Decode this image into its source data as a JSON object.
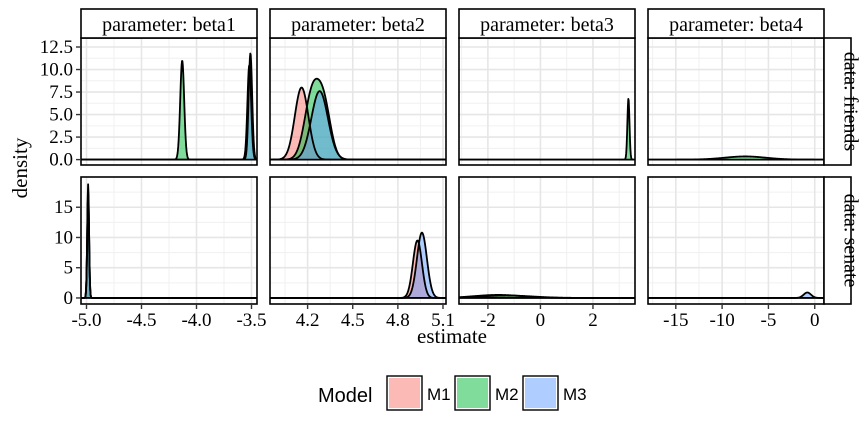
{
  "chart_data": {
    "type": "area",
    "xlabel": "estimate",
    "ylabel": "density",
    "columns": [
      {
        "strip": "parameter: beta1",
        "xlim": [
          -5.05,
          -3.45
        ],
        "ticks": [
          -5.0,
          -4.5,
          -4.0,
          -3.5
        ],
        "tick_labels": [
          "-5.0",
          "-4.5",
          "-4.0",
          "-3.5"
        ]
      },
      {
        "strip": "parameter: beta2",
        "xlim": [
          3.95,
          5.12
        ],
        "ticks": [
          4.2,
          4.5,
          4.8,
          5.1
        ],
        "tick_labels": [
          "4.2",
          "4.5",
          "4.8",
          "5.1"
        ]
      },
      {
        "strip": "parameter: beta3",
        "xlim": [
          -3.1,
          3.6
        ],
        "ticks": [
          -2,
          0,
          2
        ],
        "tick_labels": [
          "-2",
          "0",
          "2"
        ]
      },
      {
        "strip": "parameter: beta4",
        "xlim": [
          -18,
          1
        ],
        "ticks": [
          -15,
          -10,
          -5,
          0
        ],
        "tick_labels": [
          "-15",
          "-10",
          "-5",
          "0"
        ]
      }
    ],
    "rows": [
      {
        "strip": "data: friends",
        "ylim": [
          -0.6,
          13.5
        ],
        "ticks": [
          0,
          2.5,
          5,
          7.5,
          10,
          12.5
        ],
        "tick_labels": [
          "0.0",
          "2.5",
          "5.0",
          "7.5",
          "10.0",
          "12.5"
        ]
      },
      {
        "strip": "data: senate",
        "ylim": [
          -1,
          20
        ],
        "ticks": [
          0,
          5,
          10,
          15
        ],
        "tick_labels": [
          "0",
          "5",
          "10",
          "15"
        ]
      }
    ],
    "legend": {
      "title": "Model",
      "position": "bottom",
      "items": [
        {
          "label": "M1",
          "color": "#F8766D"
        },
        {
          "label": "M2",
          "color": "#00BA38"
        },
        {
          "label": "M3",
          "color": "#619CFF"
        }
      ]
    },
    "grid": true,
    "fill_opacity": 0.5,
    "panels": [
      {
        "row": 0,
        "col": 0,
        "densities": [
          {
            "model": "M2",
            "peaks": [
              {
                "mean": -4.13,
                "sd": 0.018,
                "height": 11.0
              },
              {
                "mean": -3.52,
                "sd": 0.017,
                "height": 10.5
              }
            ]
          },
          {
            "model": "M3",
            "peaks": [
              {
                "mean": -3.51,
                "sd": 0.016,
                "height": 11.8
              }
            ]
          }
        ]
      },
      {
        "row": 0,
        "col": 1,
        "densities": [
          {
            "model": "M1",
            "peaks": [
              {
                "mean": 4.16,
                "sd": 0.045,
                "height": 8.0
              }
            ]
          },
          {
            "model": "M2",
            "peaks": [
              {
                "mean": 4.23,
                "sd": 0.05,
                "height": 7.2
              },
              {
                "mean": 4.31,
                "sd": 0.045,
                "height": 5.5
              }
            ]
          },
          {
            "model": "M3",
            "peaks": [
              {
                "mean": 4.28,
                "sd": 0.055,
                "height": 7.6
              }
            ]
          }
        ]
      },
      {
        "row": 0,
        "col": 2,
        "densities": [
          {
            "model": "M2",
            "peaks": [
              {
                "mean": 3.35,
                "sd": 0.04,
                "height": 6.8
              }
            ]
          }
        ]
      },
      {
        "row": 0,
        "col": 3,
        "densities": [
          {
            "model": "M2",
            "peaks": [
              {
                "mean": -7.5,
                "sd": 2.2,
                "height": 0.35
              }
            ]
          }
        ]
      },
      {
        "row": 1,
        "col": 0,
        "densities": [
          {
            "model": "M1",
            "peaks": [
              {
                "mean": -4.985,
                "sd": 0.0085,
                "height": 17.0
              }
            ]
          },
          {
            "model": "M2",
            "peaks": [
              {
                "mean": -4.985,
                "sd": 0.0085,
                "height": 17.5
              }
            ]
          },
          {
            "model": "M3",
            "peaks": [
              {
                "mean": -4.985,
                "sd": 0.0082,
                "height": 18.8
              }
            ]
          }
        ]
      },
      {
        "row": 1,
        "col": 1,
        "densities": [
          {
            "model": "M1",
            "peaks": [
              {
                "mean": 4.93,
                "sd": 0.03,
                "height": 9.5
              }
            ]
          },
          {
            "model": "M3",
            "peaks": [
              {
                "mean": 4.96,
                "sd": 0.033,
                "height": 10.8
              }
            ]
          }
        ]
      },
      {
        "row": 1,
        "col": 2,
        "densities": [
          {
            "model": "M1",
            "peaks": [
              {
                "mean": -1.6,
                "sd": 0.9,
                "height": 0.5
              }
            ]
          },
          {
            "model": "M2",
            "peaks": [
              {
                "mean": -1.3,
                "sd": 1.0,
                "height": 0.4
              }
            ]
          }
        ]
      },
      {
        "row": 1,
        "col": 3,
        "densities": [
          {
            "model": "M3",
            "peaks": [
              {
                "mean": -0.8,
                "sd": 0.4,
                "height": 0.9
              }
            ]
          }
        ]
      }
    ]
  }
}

...

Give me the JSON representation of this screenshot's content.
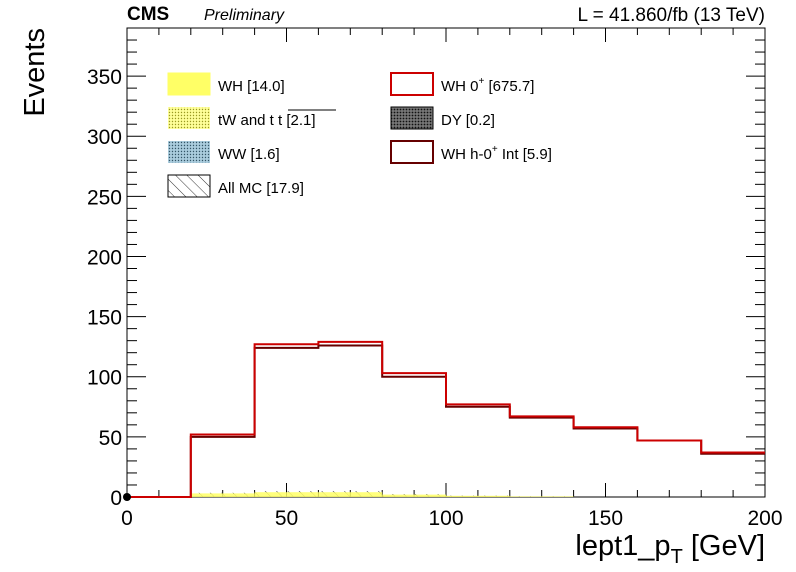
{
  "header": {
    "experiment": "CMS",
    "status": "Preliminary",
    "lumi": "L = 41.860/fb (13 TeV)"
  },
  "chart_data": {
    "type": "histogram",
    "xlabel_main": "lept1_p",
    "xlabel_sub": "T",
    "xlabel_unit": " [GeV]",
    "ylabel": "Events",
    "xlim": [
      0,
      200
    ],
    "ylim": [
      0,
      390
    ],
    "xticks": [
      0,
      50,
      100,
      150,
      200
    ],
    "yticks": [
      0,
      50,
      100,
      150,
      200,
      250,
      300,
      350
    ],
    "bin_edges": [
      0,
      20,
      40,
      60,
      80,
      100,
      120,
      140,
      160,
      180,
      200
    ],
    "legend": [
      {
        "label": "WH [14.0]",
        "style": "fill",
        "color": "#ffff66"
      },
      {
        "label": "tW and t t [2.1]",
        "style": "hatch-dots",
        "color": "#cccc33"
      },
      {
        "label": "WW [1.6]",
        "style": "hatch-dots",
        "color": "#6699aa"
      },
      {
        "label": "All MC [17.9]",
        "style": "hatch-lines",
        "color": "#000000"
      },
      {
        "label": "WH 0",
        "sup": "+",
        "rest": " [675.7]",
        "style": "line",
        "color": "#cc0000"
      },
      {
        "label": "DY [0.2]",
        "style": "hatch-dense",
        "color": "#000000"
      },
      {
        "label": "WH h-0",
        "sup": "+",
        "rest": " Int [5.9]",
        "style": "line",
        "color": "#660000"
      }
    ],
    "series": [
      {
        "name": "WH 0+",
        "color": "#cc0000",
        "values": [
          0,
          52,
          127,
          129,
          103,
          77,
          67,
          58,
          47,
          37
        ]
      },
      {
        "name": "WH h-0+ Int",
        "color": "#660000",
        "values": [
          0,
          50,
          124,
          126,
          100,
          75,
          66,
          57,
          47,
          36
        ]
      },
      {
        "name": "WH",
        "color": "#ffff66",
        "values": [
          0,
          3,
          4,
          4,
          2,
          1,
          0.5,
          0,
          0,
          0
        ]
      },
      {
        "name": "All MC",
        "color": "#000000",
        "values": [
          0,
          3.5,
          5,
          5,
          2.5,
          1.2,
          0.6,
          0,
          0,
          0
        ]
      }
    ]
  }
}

...

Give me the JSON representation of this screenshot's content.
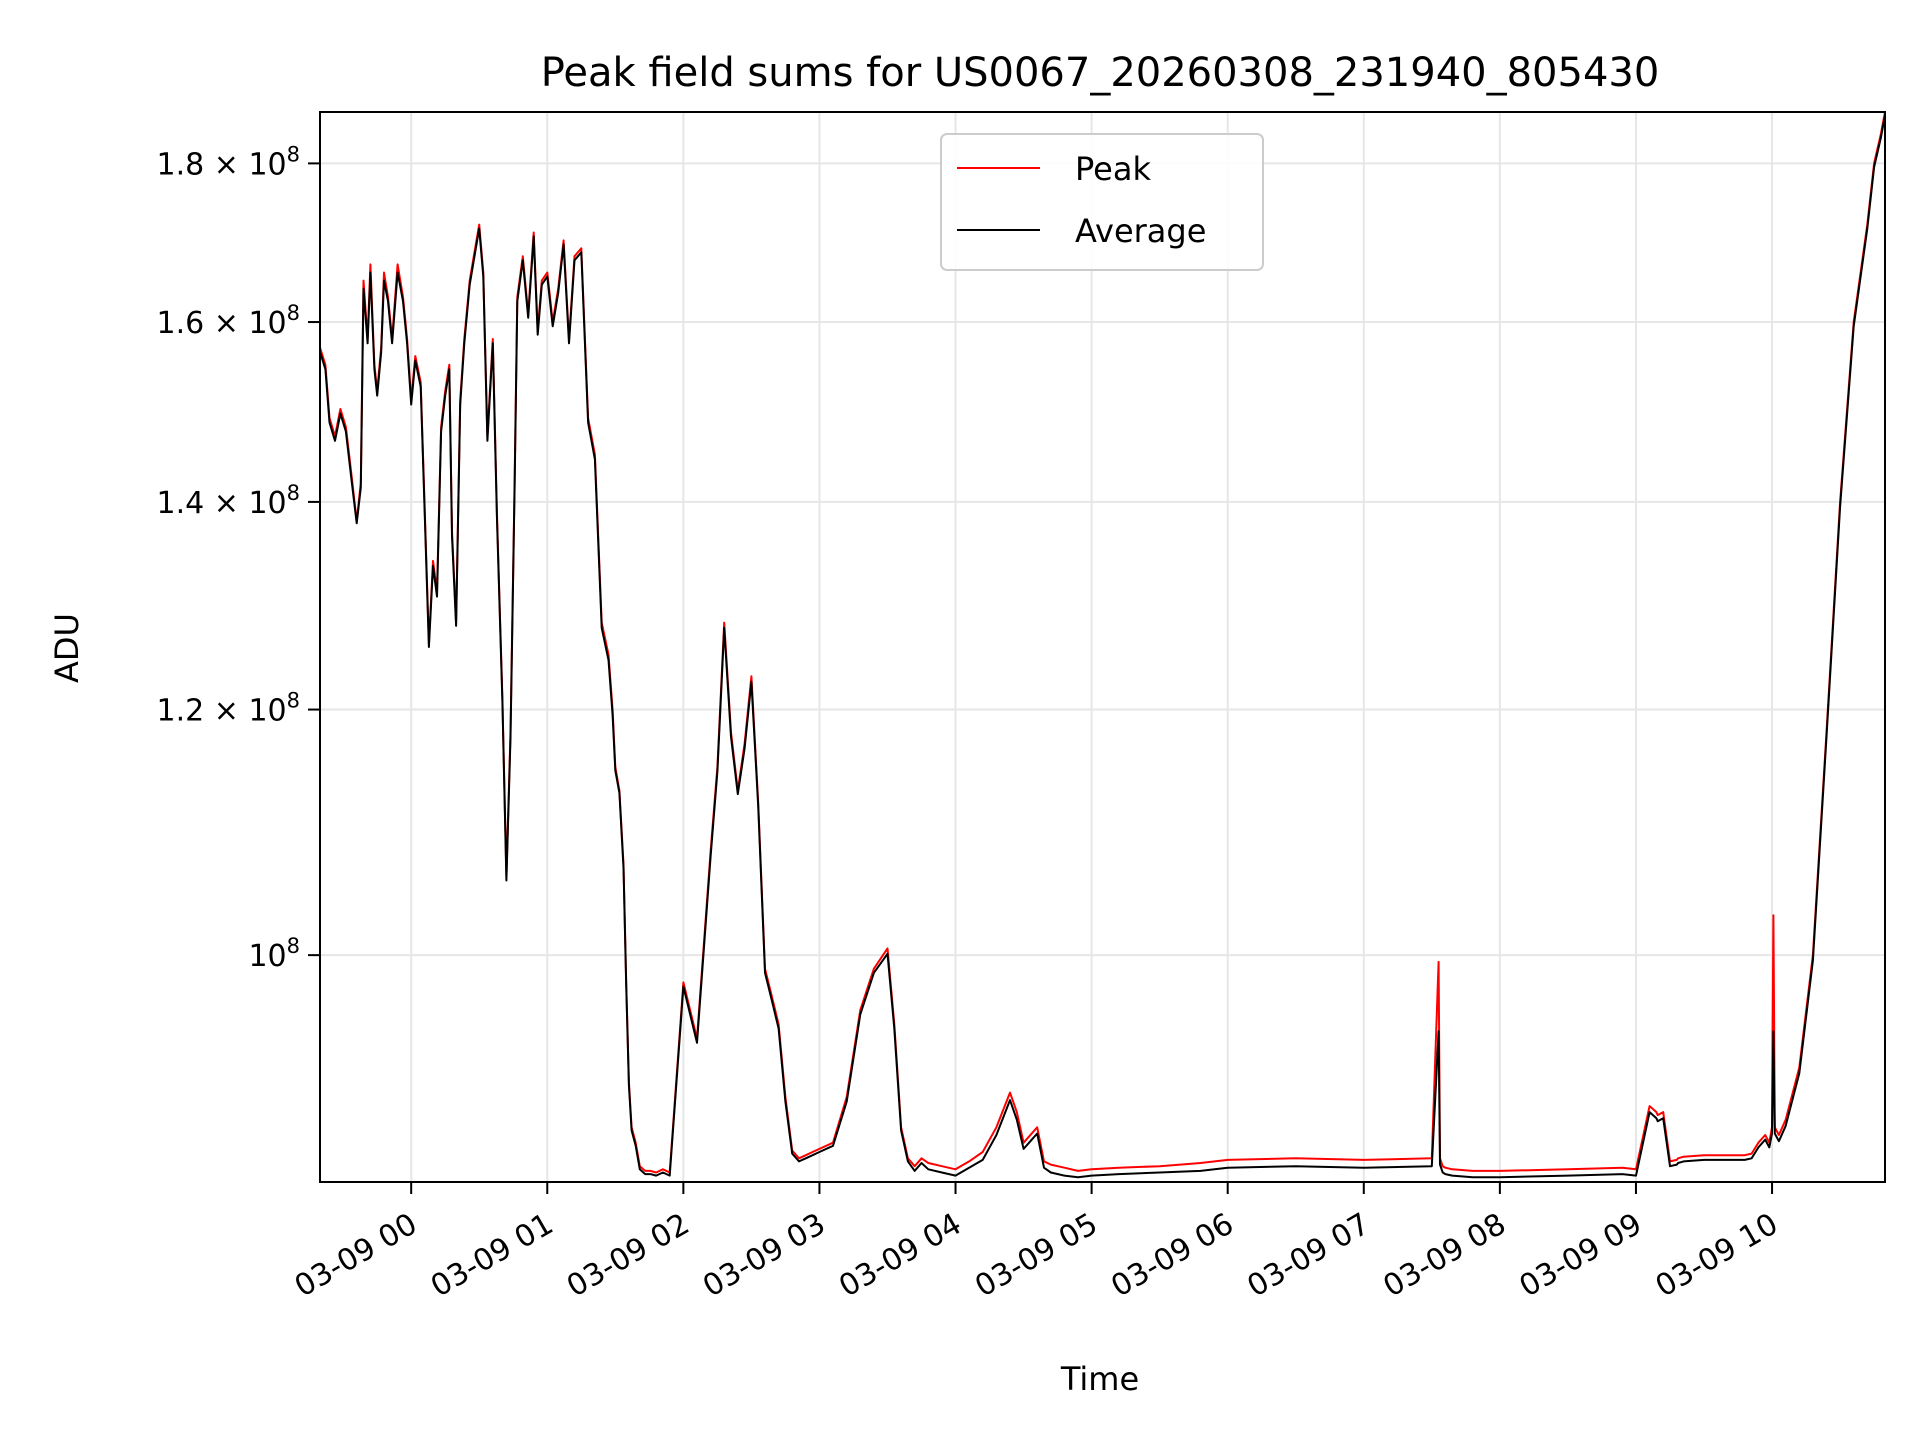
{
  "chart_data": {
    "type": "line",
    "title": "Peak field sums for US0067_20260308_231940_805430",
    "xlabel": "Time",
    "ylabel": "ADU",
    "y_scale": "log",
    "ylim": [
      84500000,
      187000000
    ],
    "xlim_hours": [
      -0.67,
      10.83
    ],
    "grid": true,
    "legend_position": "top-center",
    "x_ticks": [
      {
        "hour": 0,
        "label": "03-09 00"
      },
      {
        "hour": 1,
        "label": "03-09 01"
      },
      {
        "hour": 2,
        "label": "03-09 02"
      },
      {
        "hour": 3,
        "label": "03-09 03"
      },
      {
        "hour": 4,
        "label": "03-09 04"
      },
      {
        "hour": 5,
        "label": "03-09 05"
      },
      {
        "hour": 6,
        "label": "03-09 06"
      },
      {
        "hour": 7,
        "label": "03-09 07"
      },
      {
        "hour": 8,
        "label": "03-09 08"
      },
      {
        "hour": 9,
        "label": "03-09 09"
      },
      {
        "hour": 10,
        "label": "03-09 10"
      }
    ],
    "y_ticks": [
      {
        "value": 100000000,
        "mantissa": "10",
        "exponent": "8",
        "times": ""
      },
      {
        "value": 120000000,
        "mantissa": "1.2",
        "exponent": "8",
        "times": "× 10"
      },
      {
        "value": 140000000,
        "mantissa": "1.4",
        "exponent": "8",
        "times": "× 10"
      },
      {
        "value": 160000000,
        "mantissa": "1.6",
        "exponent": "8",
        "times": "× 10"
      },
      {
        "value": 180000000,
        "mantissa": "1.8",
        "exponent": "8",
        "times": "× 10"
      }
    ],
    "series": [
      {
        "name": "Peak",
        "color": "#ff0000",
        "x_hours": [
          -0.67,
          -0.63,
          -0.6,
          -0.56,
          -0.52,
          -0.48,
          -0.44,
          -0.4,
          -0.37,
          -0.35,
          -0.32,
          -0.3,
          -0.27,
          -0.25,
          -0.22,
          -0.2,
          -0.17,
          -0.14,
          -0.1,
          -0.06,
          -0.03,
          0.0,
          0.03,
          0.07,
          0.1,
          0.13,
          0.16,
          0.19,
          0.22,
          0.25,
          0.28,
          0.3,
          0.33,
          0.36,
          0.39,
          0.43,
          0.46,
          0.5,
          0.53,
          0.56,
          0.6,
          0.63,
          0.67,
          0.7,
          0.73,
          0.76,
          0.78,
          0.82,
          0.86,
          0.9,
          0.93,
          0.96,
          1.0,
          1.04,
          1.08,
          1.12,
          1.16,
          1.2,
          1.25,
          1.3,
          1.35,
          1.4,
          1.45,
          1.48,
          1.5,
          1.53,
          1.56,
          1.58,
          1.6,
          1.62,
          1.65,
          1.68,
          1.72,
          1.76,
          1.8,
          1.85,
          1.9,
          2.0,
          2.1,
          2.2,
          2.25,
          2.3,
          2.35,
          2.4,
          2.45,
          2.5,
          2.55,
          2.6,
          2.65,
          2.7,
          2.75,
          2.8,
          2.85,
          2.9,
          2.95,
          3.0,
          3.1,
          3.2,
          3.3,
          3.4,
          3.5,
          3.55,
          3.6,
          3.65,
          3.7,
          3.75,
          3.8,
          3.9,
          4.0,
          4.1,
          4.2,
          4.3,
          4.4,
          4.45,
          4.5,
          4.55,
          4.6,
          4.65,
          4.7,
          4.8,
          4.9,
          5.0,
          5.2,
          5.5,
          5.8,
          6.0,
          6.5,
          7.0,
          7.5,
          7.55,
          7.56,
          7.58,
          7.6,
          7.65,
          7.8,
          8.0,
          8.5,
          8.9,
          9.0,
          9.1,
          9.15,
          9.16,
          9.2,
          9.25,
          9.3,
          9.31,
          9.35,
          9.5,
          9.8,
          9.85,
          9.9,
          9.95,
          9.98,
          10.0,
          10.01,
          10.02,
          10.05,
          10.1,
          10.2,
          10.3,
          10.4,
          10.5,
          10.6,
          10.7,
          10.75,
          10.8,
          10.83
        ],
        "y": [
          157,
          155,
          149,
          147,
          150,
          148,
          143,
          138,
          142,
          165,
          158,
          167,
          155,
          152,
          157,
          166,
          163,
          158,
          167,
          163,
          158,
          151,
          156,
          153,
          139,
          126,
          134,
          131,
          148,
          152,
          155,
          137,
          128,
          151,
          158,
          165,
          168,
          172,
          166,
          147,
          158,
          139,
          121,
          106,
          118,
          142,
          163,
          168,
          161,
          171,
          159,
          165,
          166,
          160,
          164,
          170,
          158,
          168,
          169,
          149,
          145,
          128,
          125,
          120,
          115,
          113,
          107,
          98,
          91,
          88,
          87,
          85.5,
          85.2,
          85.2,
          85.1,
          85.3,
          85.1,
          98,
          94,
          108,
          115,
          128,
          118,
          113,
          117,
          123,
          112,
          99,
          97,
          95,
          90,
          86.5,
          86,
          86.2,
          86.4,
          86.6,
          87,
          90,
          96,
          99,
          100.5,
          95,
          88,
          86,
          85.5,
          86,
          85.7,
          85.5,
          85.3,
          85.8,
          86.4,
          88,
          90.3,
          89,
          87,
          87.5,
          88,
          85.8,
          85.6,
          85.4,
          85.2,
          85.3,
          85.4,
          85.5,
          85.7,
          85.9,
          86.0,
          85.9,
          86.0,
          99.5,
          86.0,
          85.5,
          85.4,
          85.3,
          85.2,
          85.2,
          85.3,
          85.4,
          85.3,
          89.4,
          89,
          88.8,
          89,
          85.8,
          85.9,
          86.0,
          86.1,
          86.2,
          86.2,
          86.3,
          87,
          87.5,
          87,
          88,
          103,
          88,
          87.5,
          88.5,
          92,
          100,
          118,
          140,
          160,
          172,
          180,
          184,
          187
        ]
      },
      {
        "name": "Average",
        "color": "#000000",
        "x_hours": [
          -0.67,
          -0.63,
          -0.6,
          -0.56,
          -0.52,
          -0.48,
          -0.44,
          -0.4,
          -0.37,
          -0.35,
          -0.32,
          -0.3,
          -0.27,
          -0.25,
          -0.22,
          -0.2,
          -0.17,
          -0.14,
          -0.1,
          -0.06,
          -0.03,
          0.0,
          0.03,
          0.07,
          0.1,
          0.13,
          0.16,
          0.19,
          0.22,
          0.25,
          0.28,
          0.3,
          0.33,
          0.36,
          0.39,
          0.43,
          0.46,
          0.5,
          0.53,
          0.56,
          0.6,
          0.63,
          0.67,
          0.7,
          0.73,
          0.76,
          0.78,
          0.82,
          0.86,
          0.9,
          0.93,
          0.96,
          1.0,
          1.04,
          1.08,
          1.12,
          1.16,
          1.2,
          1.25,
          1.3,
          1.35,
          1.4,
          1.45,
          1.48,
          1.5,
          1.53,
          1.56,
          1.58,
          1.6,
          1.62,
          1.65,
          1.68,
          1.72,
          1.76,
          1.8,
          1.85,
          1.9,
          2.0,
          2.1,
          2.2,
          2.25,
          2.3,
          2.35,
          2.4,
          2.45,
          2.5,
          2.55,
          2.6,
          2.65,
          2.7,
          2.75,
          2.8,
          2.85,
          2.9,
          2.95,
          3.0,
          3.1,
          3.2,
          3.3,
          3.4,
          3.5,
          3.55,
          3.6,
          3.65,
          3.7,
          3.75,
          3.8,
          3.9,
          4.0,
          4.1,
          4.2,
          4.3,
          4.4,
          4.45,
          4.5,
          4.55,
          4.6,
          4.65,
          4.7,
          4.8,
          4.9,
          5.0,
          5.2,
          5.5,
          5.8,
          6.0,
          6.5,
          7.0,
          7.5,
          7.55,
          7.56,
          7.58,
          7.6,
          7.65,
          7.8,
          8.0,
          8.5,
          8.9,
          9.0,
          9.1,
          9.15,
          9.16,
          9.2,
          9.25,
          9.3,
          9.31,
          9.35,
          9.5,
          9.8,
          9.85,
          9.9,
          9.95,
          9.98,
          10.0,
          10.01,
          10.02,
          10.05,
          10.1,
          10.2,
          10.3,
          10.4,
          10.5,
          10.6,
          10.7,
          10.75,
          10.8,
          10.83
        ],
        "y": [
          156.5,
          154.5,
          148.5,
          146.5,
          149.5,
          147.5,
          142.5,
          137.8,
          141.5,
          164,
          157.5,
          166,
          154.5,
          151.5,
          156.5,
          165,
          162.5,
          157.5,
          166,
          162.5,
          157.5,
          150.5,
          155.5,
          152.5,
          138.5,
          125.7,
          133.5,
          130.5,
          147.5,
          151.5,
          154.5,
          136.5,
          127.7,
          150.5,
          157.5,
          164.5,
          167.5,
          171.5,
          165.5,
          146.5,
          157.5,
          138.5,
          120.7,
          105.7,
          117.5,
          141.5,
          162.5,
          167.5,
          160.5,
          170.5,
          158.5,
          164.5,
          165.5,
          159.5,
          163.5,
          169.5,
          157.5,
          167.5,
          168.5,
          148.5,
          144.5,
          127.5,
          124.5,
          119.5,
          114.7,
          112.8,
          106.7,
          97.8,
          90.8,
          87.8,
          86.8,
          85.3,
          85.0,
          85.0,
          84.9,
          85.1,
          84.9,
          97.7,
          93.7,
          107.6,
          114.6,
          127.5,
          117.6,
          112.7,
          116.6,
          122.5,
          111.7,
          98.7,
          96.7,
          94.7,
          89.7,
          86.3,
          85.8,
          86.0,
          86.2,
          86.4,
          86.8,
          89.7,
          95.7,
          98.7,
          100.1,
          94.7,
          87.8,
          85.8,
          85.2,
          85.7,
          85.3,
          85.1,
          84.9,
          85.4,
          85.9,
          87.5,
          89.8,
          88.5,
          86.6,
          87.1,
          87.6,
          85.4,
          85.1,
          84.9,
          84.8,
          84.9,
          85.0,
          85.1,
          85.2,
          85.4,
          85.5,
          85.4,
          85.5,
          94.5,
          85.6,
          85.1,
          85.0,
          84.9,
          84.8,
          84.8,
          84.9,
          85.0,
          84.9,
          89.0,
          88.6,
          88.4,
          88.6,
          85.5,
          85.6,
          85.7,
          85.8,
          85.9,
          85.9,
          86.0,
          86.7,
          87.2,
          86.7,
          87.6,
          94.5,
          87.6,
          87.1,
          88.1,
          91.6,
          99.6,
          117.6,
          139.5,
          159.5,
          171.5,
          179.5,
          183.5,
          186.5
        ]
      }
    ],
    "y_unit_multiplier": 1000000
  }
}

# What the task asks
Where a line in the entries holds "ylabel", copy that line.

# Response
    "ylabel": "density",
    "ylabel": "Events",
    "ylabel": "ADU",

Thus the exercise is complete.